Look through the data below and return each line where "only" appears.

(Collection entries)

· · · · ·

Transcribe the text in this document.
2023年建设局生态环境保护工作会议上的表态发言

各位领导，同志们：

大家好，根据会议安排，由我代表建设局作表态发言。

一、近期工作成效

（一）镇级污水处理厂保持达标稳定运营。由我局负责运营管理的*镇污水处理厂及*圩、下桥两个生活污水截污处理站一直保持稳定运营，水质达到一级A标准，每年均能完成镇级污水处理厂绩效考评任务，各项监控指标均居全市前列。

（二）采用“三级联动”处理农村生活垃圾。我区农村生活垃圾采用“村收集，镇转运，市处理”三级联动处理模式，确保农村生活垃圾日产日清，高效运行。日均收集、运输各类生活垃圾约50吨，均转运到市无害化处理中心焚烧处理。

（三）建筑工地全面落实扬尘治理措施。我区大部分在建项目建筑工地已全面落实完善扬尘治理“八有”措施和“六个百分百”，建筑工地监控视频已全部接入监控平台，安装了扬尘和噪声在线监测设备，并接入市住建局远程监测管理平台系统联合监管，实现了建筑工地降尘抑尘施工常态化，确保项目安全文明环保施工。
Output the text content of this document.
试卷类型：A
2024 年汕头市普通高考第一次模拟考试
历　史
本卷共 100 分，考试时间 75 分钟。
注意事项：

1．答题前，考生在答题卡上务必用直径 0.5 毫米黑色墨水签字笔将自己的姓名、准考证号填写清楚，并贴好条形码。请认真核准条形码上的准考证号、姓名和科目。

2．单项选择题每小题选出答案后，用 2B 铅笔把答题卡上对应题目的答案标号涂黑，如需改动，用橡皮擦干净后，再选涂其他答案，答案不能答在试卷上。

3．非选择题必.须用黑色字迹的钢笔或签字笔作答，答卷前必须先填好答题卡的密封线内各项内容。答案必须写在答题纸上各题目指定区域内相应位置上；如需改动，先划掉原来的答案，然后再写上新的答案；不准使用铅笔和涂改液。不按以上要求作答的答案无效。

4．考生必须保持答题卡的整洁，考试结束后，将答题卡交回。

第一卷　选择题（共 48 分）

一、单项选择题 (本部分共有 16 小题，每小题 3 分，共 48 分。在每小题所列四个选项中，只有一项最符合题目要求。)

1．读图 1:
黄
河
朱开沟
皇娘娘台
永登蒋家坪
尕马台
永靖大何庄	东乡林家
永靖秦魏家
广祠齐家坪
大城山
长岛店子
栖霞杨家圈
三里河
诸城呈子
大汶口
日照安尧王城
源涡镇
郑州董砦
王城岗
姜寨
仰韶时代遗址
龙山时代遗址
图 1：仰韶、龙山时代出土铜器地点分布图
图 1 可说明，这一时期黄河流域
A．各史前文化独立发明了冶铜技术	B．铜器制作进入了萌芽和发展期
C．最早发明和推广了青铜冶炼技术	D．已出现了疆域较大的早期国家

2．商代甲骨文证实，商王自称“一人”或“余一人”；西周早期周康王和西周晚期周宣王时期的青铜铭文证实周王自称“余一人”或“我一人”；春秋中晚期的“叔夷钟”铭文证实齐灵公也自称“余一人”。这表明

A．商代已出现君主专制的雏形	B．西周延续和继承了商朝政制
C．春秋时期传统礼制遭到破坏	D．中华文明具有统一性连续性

· · · · ·

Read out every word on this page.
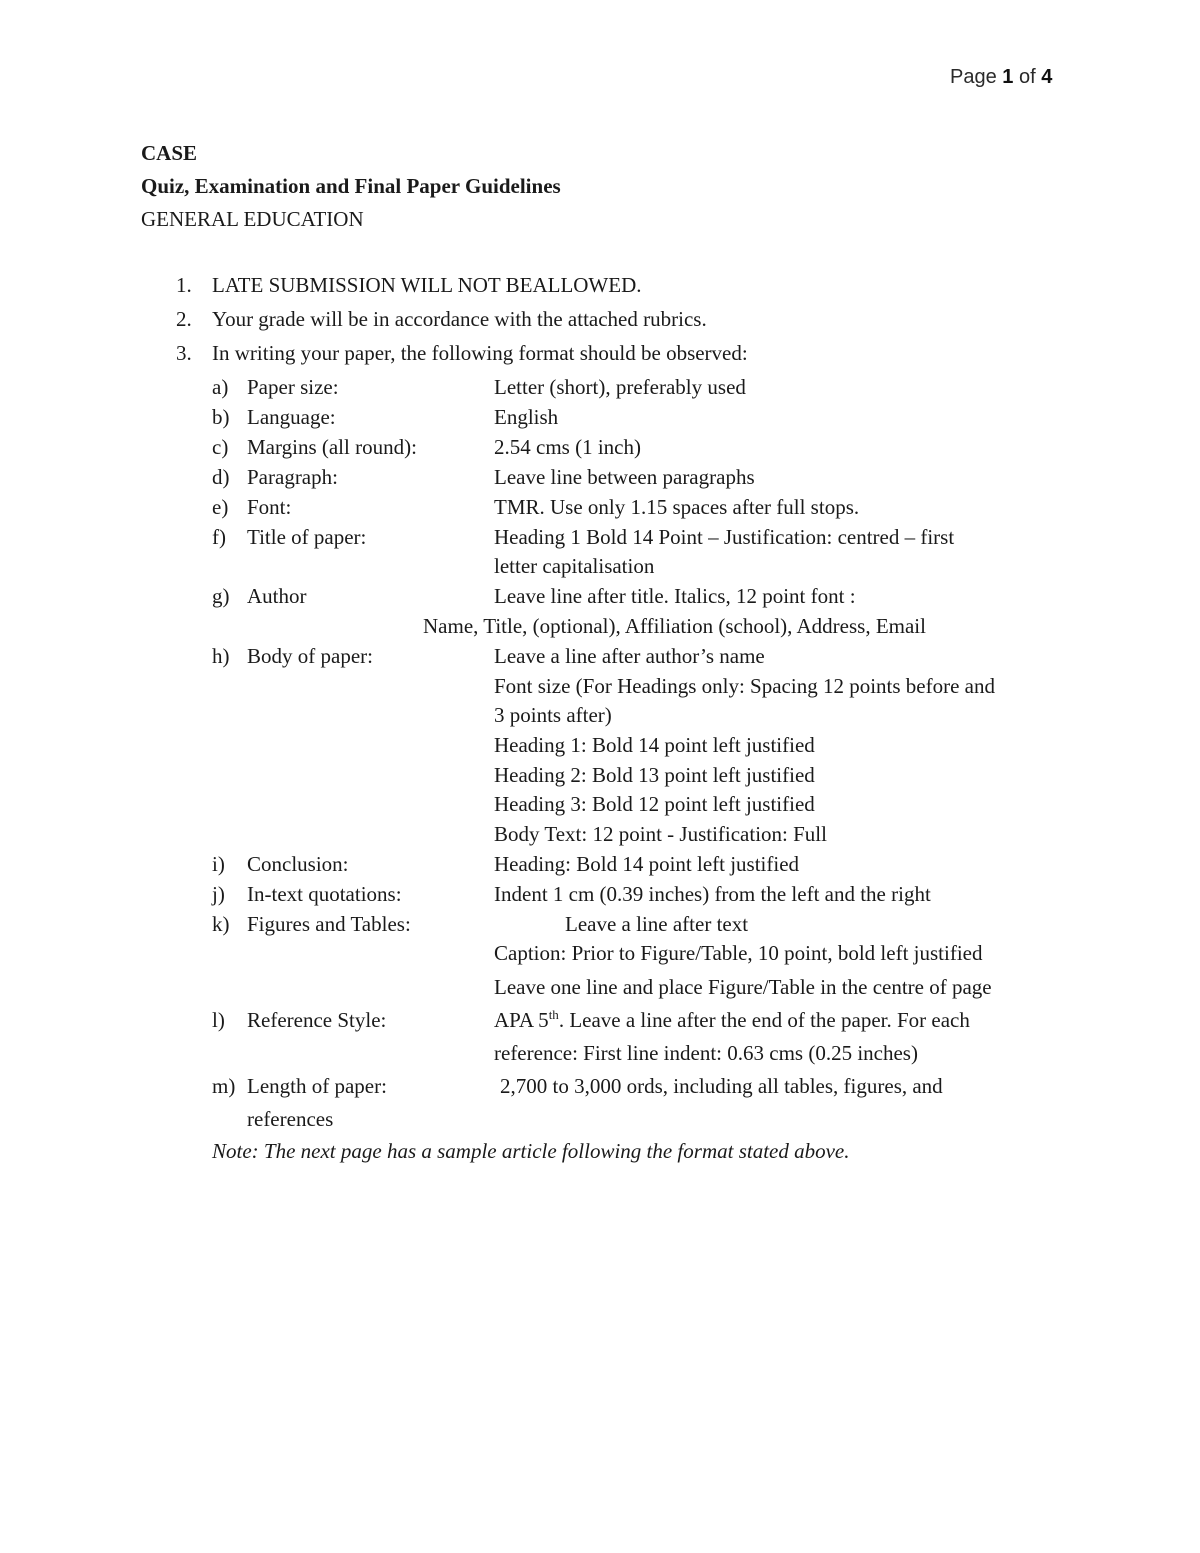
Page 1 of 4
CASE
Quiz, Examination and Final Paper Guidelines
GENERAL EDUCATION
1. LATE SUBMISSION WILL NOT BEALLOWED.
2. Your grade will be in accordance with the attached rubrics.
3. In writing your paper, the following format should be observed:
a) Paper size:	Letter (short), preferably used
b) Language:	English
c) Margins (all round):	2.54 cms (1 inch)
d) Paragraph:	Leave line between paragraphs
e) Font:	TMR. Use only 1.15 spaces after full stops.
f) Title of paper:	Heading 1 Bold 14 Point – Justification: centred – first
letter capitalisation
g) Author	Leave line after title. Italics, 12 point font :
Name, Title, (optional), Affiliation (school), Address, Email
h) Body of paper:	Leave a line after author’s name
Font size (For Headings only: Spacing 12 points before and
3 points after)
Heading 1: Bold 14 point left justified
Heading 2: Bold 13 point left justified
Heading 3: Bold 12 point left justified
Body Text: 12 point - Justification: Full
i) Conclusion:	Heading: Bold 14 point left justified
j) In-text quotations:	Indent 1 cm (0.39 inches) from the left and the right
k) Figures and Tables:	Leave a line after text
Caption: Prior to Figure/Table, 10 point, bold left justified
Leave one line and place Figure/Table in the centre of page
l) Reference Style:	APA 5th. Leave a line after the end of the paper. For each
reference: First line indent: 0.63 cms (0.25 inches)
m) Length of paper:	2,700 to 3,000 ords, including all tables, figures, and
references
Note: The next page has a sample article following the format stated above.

· · · · ·

- Task output:
e) Font:	TMR. Use only 1.15 spaces after full stops.
Font size (For Headings only: Spacing 12 points before and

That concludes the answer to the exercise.